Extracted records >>
* * * * * * * * *

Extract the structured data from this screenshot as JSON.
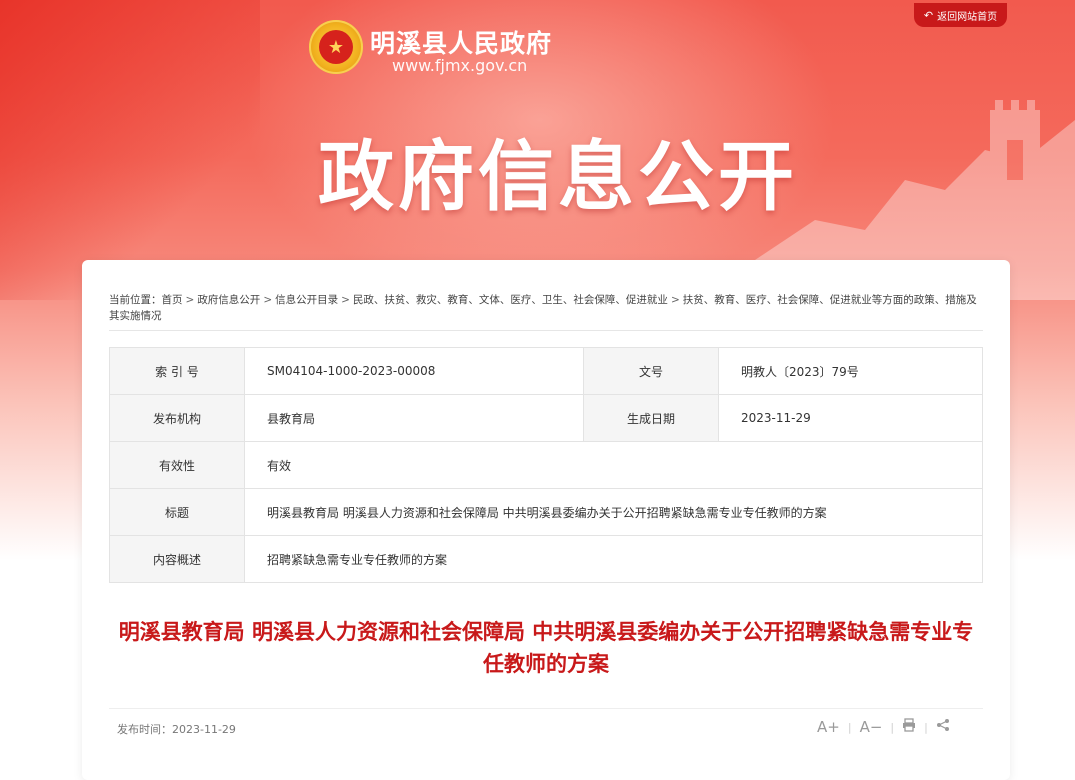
{
  "header": {
    "return_label": "返回网站首页",
    "site_name": "明溪县人民政府",
    "site_url": "www.fjmx.gov.cn",
    "banner_title": "政府信息公开"
  },
  "breadcrumb": {
    "prefix": "当前位置：",
    "items": [
      "首页",
      "政府信息公开",
      "信息公开目录",
      "民政、扶贫、救灾、教育、文体、医疗、卫生、社会保障、促进就业",
      "扶贫、教育、医疗、社会保障、促进就业等方面的政策、措施及其实施情况"
    ],
    "separator": ">"
  },
  "meta": {
    "index_label": "索 引 号",
    "index_value": "SM04104-1000-2023-00008",
    "docno_label": "文号",
    "docno_value": "明教人〔2023〕79号",
    "org_label": "发布机构",
    "org_value": "县教育局",
    "date_label": "生成日期",
    "date_value": "2023-11-29",
    "valid_label": "有效性",
    "valid_value": "有效",
    "title_label": "标题",
    "title_value": "明溪县教育局 明溪县人力资源和社会保障局 中共明溪县委编办关于公开招聘紧缺急需专业专任教师的方案",
    "summary_label": "内容概述",
    "summary_value": "招聘紧缺急需专业专任教师的方案"
  },
  "article": {
    "title": "明溪县教育局 明溪县人力资源和社会保障局 中共明溪县委编办关于公开招聘紧缺急需专业专任教师的方案",
    "pub_label": "发布时间：",
    "pub_date": "2023-11-29"
  },
  "tools": {
    "font_up": "A+",
    "font_down": "A−",
    "print_icon": "print-icon",
    "share_icon": "share-icon"
  },
  "colors": {
    "brand_red": "#c8191a",
    "banner_red": "#f25a4e"
  }
}
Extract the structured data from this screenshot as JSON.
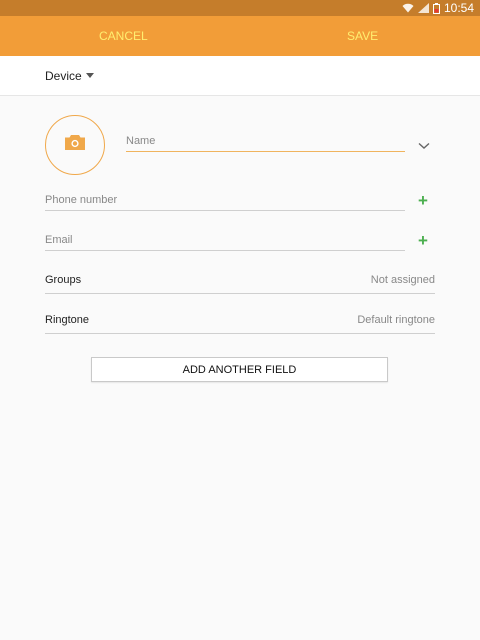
{
  "status_bar": {
    "time": "10:54"
  },
  "action_bar": {
    "cancel_label": "CANCEL",
    "save_label": "SAVE"
  },
  "storage": {
    "label": "Device"
  },
  "fields": {
    "name_placeholder": "Name",
    "phone_placeholder": "Phone number",
    "email_placeholder": "Email"
  },
  "rows": {
    "groups_label": "Groups",
    "groups_value": "Not assigned",
    "ringtone_label": "Ringtone",
    "ringtone_value": "Default ringtone"
  },
  "add_field_label": "ADD ANOTHER FIELD",
  "colors": {
    "action_bar": "#f29d38",
    "status_bar": "#c57d2b",
    "action_text": "#ffee70",
    "add_icon": "#4caf50"
  },
  "icons": [
    "wifi-icon",
    "signal-icon",
    "battery-icon",
    "camera-icon",
    "chevron-down-icon",
    "plus-icon"
  ]
}
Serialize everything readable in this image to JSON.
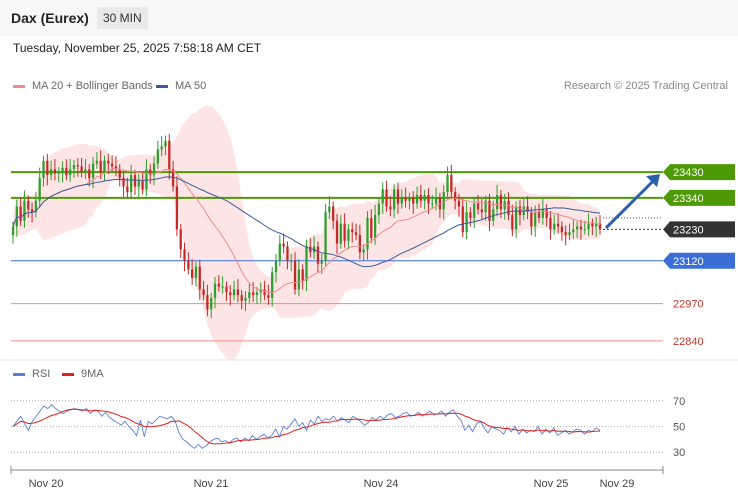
{
  "header": {
    "title": "Dax (Eurex)",
    "interval": "30 MIN",
    "timestamp": "Tuesday, November 25, 2025 7:58:18 AM CET"
  },
  "legend": {
    "ma20": "MA 20 + Bollinger Bands",
    "ma50": "MA 50",
    "credit": "Research © 2025 Trading Central",
    "rsi": "RSI",
    "rsi_ma": "9MA"
  },
  "colors": {
    "resistance": "#4e9a06",
    "support": "#3a6fd8",
    "support_far": "#ef8a8a",
    "current": "#333333",
    "candle_up": "#2e9e2e",
    "candle_down": "#c62828",
    "ma20": "#ef8a8a",
    "ma50": "#3a5a9c",
    "bollinger": "#fde0e0",
    "rsi": "#5b7fd6",
    "rsi_ma": "#e02020",
    "arrow": "#2d5ea8"
  },
  "chart_data": {
    "type": "candlestick",
    "price_range": [
      22780,
      23700
    ],
    "levels": [
      {
        "value": 23430,
        "label": "23430",
        "kind": "resistance"
      },
      {
        "value": 23340,
        "label": "23340",
        "kind": "resistance"
      },
      {
        "value": 23230,
        "label": "23230",
        "kind": "current"
      },
      {
        "value": 23120,
        "label": "23120",
        "kind": "support"
      },
      {
        "value": 22970,
        "label": "22970",
        "kind": "support_far"
      },
      {
        "value": 22840,
        "label": "22840",
        "kind": "support_far"
      }
    ],
    "x_ticks": [
      "Nov 20",
      "Nov 21",
      "Nov 24",
      "Nov 25",
      "Nov 29"
    ],
    "closes": [
      23240,
      23310,
      23260,
      23330,
      23300,
      23290,
      23330,
      23410,
      23470,
      23420,
      23440,
      23425,
      23430,
      23445,
      23420,
      23440,
      23455,
      23450,
      23430,
      23440,
      23410,
      23460,
      23470,
      23430,
      23470,
      23460,
      23450,
      23440,
      23410,
      23380,
      23360,
      23420,
      23380,
      23400,
      23370,
      23440,
      23420,
      23460,
      23510,
      23520,
      23540,
      23440,
      23380,
      23230,
      23160,
      23120,
      23090,
      23060,
      23100,
      23020,
      23000,
      22950,
      22990,
      23040,
      23030,
      23030,
      23010,
      23000,
      23020,
      23000,
      22980,
      22990,
      23010,
      23000,
      23010,
      23020,
      23000,
      22990,
      23080,
      23120,
      23180,
      23170,
      23120,
      23120,
      23020,
      23090,
      23050,
      23170,
      23150,
      23170,
      23110,
      23120,
      23290,
      23310,
      23260,
      23180,
      23250,
      23190,
      23230,
      23220,
      23210,
      23150,
      23160,
      23270,
      23200,
      23280,
      23320,
      23370,
      23310,
      23300,
      23370,
      23320,
      23340,
      23330,
      23340,
      23320,
      23350,
      23330,
      23350,
      23320,
      23320,
      23340,
      23300,
      23360,
      23420,
      23360,
      23330,
      23310,
      23220,
      23290,
      23270,
      23320,
      23300,
      23290,
      23330,
      23260,
      23300,
      23350,
      23300,
      23330,
      23280,
      23230,
      23310,
      23280,
      23310,
      23290,
      23240,
      23290,
      23270,
      23300,
      23270,
      23230,
      23250,
      23240,
      23220,
      23210,
      23220,
      23230,
      23240,
      23230,
      23230,
      23250,
      23240,
      23250,
      23230
    ],
    "rsi": {
      "range": [
        20,
        80
      ],
      "ticks": [
        70,
        50,
        30
      ],
      "values": [
        50,
        54,
        58,
        52,
        47,
        54,
        58,
        62,
        66,
        64,
        67,
        64,
        62,
        60,
        62,
        63,
        64,
        63,
        62,
        64,
        60,
        63,
        62,
        58,
        61,
        57,
        55,
        53,
        51,
        54,
        50,
        47,
        43,
        55,
        42,
        54,
        52,
        55,
        58,
        57,
        56,
        58,
        54,
        45,
        40,
        38,
        35,
        33,
        36,
        33,
        35,
        38,
        40,
        41,
        38,
        39,
        37,
        40,
        41,
        38,
        41,
        39,
        43,
        40,
        42,
        44,
        41,
        43,
        48,
        42,
        50,
        48,
        52,
        56,
        50,
        53,
        47,
        55,
        52,
        58,
        54,
        56,
        55,
        58,
        54,
        57,
        55,
        53,
        58,
        56,
        54,
        51,
        53,
        57,
        55,
        58,
        56,
        59,
        60,
        57,
        58,
        60,
        61,
        58,
        59,
        61,
        58,
        60,
        62,
        59,
        60,
        62,
        58,
        61,
        63,
        58,
        55,
        47,
        51,
        46,
        52,
        54,
        49,
        45,
        50,
        48,
        47,
        44,
        49,
        46,
        50,
        44,
        48,
        45,
        47,
        46,
        50,
        44,
        48,
        45,
        49,
        43,
        45,
        47,
        44,
        46,
        48,
        47,
        44,
        47,
        46,
        49,
        47
      ]
    }
  }
}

* * * * * * * * *

YOUR INSTRUCTIONS >>
None of the pictures should appear; repeat the records exactly otherwise.

OUTPUT FOR THIS TASK >>
Extract the structured data from this screenshot as JSON.
{
  "header": {
    "return_label": "返回网站首页",
    "site_name": "明溪县人民政府",
    "site_url": "www.fjmx.gov.cn",
    "banner_title": "政府信息公开"
  },
  "breadcrumb": {
    "prefix": "当前位置：",
    "items": [
      "首页",
      "政府信息公开",
      "信息公开目录",
      "民政、扶贫、救灾、教育、文体、医疗、卫生、社会保障、促进就业",
      "扶贫、教育、医疗、社会保障、促进就业等方面的政策、措施及其实施情况"
    ],
    "separator": ">"
  },
  "meta": {
    "index_label": "索 引 号",
    "index_value": "SM04104-1000-2023-00008",
    "docno_label": "文号",
    "docno_value": "明教人〔2023〕79号",
    "org_label": "发布机构",
    "org_value": "县教育局",
    "date_label": "生成日期",
    "date_value": "2023-11-29",
    "valid_label": "有效性",
    "valid_value": "有效",
    "title_label": "标题",
    "title_value": "明溪县教育局 明溪县人力资源和社会保障局 中共明溪县委编办关于公开招聘紧缺急需专业专任教师的方案",
    "summary_label": "内容概述",
    "summary_value": "招聘紧缺急需专业专任教师的方案"
  },
  "article": {
    "title": "明溪县教育局 明溪县人力资源和社会保障局 中共明溪县委编办关于公开招聘紧缺急需专业专任教师的方案",
    "pub_label": "发布时间：",
    "pub_date": "2023-11-29"
  },
  "tools": {
    "font_up": "A+",
    "font_down": "A−",
    "print_icon": "print-icon",
    "share_icon": "share-icon"
  },
  "colors": {
    "brand_red": "#c8191a",
    "banner_red": "#f25a4e"
  }
}
Extract the structured data from this screenshot as JSON.
{
  "status_bar": {
    "time": "10:54"
  },
  "action_bar": {
    "cancel_label": "CANCEL",
    "save_label": "SAVE"
  },
  "storage": {
    "label": "Device"
  },
  "fields": {
    "name_placeholder": "Name",
    "phone_placeholder": "Phone number",
    "email_placeholder": "Email"
  },
  "rows": {
    "groups_label": "Groups",
    "groups_value": "Not assigned",
    "ringtone_label": "Ringtone",
    "ringtone_value": "Default ringtone"
  },
  "add_field_label": "ADD ANOTHER FIELD",
  "colors": {
    "action_bar": "#f29d38",
    "status_bar": "#c57d2b",
    "action_text": "#ffee70",
    "add_icon": "#4caf50"
  },
  "icons": [
    "wifi-icon",
    "signal-icon",
    "battery-icon",
    "camera-icon",
    "chevron-down-icon",
    "plus-icon"
  ]
}
Serialize everything readable in this image to JSON.
{
  "header": {
    "title": "Dax (Eurex)",
    "interval": "30 MIN",
    "timestamp": "Tuesday, November 25, 2025 7:58:18 AM CET"
  },
  "legend": {
    "ma20": "MA 20 + Bollinger Bands",
    "ma50": "MA 50",
    "credit": "Research © 2025 Trading Central",
    "rsi": "RSI",
    "rsi_ma": "9MA"
  },
  "colors": {
    "resistance": "#4e9a06",
    "support": "#3a6fd8",
    "support_far": "#ef8a8a",
    "current": "#333333",
    "candle_up": "#2e9e2e",
    "candle_down": "#c62828",
    "ma20": "#ef8a8a",
    "ma50": "#3a5a9c",
    "bollinger": "#fde0e0",
    "rsi": "#5b7fd6",
    "rsi_ma": "#e02020",
    "arrow": "#2d5ea8"
  },
  "chart_data": {
    "type": "candlestick",
    "price_range": [
      22780,
      23700
    ],
    "levels": [
      {
        "value": 23430,
        "label": "23430",
        "kind": "resistance"
      },
      {
        "value": 23340,
        "label": "23340",
        "kind": "resistance"
      },
      {
        "value": 23230,
        "label": "23230",
        "kind": "current"
      },
      {
        "value": 23120,
        "label": "23120",
        "kind": "support"
      },
      {
        "value": 22970,
        "label": "22970",
        "kind": "support_far"
      },
      {
        "value": 22840,
        "label": "22840",
        "kind": "support_far"
      }
    ],
    "x_ticks": [
      "Nov 20",
      "Nov 21",
      "Nov 24",
      "Nov 25",
      "Nov 29"
    ],
    "closes": [
      23240,
      23310,
      23260,
      23330,
      23300,
      23290,
      23330,
      23410,
      23470,
      23420,
      23440,
      23425,
      23430,
      23445,
      23420,
      23440,
      23455,
      23450,
      23430,
      23440,
      23410,
      23460,
      23470,
      23430,
      23470,
      23460,
      23450,
      23440,
      23410,
      23380,
      23360,
      23420,
      23380,
      23400,
      23370,
      23440,
      23420,
      23460,
      23510,
      23520,
      23540,
      23440,
      23380,
      23230,
      23160,
      23120,
      23090,
      23060,
      23100,
      23020,
      23000,
      22950,
      22990,
      23040,
      23030,
      23030,
      23010,
      23000,
      23020,
      23000,
      22980,
      22990,
      23010,
      23000,
      23010,
      23020,
      23000,
      22990,
      23080,
      23120,
      23180,
      23170,
      23120,
      23120,
      23020,
      23090,
      23050,
      23170,
      23150,
      23170,
      23110,
      23120,
      23290,
      23310,
      23260,
      23180,
      23250,
      23190,
      23230,
      23220,
      23210,
      23150,
      23160,
      23270,
      23200,
      23280,
      23320,
      23370,
      23310,
      23300,
      23370,
      23320,
      23340,
      23330,
      23340,
      23320,
      23350,
      23330,
      23350,
      23320,
      23320,
      23340,
      23300,
      23360,
      23420,
      23360,
      23330,
      23310,
      23220,
      23290,
      23270,
      23320,
      23300,
      23290,
      23330,
      23260,
      23300,
      23350,
      23300,
      23330,
      23280,
      23230,
      23310,
      23280,
      23310,
      23290,
      23240,
      23290,
      23270,
      23300,
      23270,
      23230,
      23250,
      23240,
      23220,
      23210,
      23220,
      23230,
      23240,
      23230,
      23230,
      23250,
      23240,
      23250,
      23230
    ],
    "rsi": {
      "range": [
        20,
        80
      ],
      "ticks": [
        70,
        50,
        30
      ],
      "values": [
        50,
        54,
        58,
        52,
        47,
        54,
        58,
        62,
        66,
        64,
        67,
        64,
        62,
        60,
        62,
        63,
        64,
        63,
        62,
        64,
        60,
        63,
        62,
        58,
        61,
        57,
        55,
        53,
        51,
        54,
        50,
        47,
        43,
        55,
        42,
        54,
        52,
        55,
        58,
        57,
        56,
        58,
        54,
        45,
        40,
        38,
        35,
        33,
        36,
        33,
        35,
        38,
        40,
        41,
        38,
        39,
        37,
        40,
        41,
        38,
        41,
        39,
        43,
        40,
        42,
        44,
        41,
        43,
        48,
        42,
        50,
        48,
        52,
        56,
        50,
        53,
        47,
        55,
        52,
        58,
        54,
        56,
        55,
        58,
        54,
        57,
        55,
        53,
        58,
        56,
        54,
        51,
        53,
        57,
        55,
        58,
        56,
        59,
        60,
        57,
        58,
        60,
        61,
        58,
        59,
        61,
        58,
        60,
        62,
        59,
        60,
        62,
        58,
        61,
        63,
        58,
        55,
        47,
        51,
        46,
        52,
        54,
        49,
        45,
        50,
        48,
        47,
        44,
        49,
        46,
        50,
        44,
        48,
        45,
        47,
        46,
        50,
        44,
        48,
        45,
        49,
        43,
        45,
        47,
        44,
        46,
        48,
        47,
        44,
        47,
        46,
        49,
        47
      ]
    }
  }
}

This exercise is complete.